***** Task input

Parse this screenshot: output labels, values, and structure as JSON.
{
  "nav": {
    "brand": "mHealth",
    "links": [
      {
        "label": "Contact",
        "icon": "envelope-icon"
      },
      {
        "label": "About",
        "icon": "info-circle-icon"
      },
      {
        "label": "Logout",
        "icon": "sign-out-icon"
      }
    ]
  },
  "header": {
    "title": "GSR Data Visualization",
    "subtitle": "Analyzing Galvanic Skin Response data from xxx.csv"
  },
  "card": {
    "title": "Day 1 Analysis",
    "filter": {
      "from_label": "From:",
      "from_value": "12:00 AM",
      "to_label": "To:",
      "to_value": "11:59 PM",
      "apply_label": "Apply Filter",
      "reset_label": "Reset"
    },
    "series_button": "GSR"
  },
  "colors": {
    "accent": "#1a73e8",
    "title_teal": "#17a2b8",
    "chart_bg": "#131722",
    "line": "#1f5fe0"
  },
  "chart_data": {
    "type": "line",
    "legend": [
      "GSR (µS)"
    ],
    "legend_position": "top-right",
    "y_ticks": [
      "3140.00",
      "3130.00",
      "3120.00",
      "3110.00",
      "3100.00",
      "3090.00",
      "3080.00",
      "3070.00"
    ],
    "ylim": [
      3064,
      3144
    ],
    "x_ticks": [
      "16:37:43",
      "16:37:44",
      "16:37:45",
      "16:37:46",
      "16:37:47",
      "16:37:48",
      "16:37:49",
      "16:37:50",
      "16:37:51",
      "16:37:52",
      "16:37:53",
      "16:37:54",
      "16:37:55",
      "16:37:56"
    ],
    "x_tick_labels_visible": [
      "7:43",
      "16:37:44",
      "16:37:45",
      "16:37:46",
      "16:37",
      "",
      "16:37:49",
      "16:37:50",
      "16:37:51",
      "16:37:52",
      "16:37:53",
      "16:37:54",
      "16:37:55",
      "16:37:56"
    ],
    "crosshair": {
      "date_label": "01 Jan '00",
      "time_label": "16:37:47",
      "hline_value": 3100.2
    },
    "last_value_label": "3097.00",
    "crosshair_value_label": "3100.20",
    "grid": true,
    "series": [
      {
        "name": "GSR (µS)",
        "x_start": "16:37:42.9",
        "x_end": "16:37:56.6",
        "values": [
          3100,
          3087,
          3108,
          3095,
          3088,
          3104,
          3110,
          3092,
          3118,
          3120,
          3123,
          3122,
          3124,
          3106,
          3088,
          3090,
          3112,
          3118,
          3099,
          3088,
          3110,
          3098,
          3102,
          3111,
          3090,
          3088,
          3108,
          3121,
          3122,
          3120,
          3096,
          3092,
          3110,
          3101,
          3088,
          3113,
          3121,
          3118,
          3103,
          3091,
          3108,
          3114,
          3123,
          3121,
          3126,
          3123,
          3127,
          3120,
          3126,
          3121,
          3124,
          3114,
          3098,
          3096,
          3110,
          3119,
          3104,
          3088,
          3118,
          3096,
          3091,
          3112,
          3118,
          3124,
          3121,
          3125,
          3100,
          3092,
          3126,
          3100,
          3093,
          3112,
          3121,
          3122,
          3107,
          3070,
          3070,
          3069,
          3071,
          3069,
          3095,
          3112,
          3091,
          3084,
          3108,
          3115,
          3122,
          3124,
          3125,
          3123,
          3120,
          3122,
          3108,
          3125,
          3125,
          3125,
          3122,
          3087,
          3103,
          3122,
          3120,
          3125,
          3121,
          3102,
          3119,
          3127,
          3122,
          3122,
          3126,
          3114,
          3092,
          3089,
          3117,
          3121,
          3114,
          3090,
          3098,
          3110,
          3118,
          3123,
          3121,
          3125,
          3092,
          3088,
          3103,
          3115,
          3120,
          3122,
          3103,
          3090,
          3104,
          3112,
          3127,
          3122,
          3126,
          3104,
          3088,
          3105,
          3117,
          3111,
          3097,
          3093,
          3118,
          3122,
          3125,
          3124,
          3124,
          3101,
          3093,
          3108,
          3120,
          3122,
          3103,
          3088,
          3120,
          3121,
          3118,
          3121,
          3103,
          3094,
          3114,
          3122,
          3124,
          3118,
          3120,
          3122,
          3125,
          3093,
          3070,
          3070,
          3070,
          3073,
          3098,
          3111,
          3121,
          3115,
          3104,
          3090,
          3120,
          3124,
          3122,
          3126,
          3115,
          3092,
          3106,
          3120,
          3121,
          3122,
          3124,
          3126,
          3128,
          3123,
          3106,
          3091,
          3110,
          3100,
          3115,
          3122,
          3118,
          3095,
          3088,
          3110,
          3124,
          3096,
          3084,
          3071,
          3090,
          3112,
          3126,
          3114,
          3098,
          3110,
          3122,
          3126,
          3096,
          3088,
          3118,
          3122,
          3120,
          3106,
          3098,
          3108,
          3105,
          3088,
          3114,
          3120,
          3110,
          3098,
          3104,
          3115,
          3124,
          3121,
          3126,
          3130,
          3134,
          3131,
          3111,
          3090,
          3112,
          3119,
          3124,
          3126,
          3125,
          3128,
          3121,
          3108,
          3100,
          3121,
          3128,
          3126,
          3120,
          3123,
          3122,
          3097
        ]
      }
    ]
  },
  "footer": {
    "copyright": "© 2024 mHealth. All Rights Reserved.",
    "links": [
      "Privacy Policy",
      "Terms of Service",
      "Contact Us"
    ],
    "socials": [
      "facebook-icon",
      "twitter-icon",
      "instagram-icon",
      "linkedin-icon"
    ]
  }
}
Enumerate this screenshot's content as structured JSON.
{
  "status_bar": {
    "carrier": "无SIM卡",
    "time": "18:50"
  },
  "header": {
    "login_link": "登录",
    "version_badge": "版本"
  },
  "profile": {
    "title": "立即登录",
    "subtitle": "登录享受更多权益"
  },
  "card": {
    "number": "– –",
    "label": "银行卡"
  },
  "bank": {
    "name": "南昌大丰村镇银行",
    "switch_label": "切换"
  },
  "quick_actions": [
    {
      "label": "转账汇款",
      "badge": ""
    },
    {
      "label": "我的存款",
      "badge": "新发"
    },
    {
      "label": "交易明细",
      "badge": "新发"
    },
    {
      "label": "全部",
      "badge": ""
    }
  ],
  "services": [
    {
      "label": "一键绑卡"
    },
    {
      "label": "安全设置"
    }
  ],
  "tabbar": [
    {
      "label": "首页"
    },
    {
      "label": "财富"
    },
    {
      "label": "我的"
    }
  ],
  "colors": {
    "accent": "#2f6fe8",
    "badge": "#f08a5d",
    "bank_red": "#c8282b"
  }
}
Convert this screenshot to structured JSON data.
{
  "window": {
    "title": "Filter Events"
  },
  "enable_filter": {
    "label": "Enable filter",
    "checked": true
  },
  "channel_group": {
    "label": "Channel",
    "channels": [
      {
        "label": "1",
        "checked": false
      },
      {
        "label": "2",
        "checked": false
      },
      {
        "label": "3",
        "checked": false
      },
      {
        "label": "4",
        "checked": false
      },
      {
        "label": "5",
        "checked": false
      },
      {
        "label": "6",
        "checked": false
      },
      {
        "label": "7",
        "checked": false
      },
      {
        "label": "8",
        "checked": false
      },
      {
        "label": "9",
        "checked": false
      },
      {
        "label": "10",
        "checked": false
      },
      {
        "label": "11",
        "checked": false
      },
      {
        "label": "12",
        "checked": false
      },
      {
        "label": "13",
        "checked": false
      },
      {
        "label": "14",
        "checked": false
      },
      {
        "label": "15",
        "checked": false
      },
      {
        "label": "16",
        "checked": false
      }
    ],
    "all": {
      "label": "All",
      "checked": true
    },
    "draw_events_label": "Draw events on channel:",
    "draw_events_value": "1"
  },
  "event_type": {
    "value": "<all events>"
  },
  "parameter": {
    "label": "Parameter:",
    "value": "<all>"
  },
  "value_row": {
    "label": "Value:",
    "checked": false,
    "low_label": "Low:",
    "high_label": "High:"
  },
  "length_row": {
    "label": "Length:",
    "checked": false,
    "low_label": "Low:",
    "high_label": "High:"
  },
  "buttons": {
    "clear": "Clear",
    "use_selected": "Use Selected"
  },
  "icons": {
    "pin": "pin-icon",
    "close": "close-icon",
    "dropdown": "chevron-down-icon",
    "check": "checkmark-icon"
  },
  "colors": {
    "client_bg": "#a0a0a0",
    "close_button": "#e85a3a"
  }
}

**********

__What is expected__
Copy each line of the listing that includes "screenshot".

__The completed task__
Parse this screenshot: output labels, values, and structure as JSON.
Enumerate this screenshot's content as structured JSON.
Convert this screenshot to structured JSON data.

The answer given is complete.